(Collection entries)
--- start ---

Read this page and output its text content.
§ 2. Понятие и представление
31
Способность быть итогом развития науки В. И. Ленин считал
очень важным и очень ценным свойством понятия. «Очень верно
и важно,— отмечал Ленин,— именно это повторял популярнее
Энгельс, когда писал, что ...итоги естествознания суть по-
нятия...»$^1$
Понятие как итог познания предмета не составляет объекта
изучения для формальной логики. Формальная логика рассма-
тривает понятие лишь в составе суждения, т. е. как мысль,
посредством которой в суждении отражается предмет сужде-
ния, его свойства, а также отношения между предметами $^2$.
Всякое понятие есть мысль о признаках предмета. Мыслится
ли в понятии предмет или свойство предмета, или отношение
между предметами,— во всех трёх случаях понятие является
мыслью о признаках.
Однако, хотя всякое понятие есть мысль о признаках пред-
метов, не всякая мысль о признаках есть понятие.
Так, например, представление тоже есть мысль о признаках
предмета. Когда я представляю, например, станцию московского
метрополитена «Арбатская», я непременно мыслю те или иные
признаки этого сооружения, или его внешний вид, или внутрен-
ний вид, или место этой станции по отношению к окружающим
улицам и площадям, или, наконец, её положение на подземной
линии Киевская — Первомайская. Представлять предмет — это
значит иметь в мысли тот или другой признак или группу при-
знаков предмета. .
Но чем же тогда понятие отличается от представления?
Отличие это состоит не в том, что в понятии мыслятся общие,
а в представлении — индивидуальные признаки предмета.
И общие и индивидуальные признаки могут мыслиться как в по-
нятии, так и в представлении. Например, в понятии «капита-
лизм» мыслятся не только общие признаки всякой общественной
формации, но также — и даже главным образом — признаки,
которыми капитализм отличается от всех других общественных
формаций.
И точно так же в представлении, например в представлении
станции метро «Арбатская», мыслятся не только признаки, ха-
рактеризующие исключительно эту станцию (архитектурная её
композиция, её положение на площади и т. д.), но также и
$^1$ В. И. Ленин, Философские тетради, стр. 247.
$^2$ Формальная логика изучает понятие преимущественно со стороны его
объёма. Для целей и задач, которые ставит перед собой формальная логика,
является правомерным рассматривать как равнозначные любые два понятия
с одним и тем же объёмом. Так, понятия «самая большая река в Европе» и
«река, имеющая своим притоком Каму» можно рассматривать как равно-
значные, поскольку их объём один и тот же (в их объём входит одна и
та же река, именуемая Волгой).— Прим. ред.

--- end ---

■ **Exercise prompt**
Type out the entries again, word for word.

■ **Response below**
Read this page and output its text content.
§ 2. Понятие и представление
31
Способность быть итогом развития науки В. И. Ленин считал
очень важным и очень ценным свойством понятия. «Очень верно
и важно,— отмечал Ленин,— именно это повторял популярнее
Энгельс, когда писал, что ...итоги естествознания суть по-
нятия...»$^1$
Понятие как итог познания предмета не составляет объекта
изучения для формальной логики. Формальная логика рассма-
тривает понятие лишь в составе суждения, т. е. как мысль,
посредством которой в суждении отражается предмет сужде-
ния, его свойства, а также отношения между предметами $^2$.
Всякое понятие есть мысль о признаках предмета. Мыслится
ли в понятии предмет или свойство предмета, или отношение
между предметами,— во всех трёх случаях понятие является
мыслью о признаках.
Однако, хотя всякое понятие есть мысль о признаках пред-
метов, не всякая мысль о признаках есть понятие.
Так, например, представление тоже есть мысль о признаках
предмета. Когда я представляю, например, станцию московского
метрополитена «Арбатская», я непременно мыслю те или иные
признаки этого сооружения, или его внешний вид, или внутрен-
ний вид, или место этой станции по отношению к окружающим
улицам и площадям, или, наконец, её положение на подземной
линии Киевская — Первомайская. Представлять предмет — это
значит иметь в мысли тот или другой признак или группу при-
знаков предмета. .
Но чем же тогда понятие отличается от представления?
Отличие это состоит не в том, что в понятии мыслятся общие,
а в представлении — индивидуальные признаки предмета.
И общие и индивидуальные признаки могут мыслиться как в по-
нятии, так и в представлении. Например, в понятии «капита-
лизм» мыслятся не только общие признаки всякой общественной
формации, но также — и даже главным образом — признаки,
которыми капитализм отличается от всех других общественных
формаций.
И точно так же в представлении, например в представлении
станции метро «Арбатская», мыслятся не только признаки, ха-
рактеризующие исключительно эту станцию (архитектурная её
композиция, её положение на площади и т. д.), но также и
$^1$ В. И. Ленин, Философские тетради, стр. 247.
$^2$ Формальная логика изучает понятие преимущественно со стороны его
объёма. Для целей и задач, которые ставит перед собой формальная логика,
является правомерным рассматривать как равнозначные любые два понятия
с одним и тем же объёмом. Так, понятия «самая большая река в Европе» и
«река, имеющая своим притоком Каму» можно рассматривать как равно-
значные, поскольку их объём один и тот же (в их объём входит одна и
та же река, именуемая Волгой).— Прим. ред.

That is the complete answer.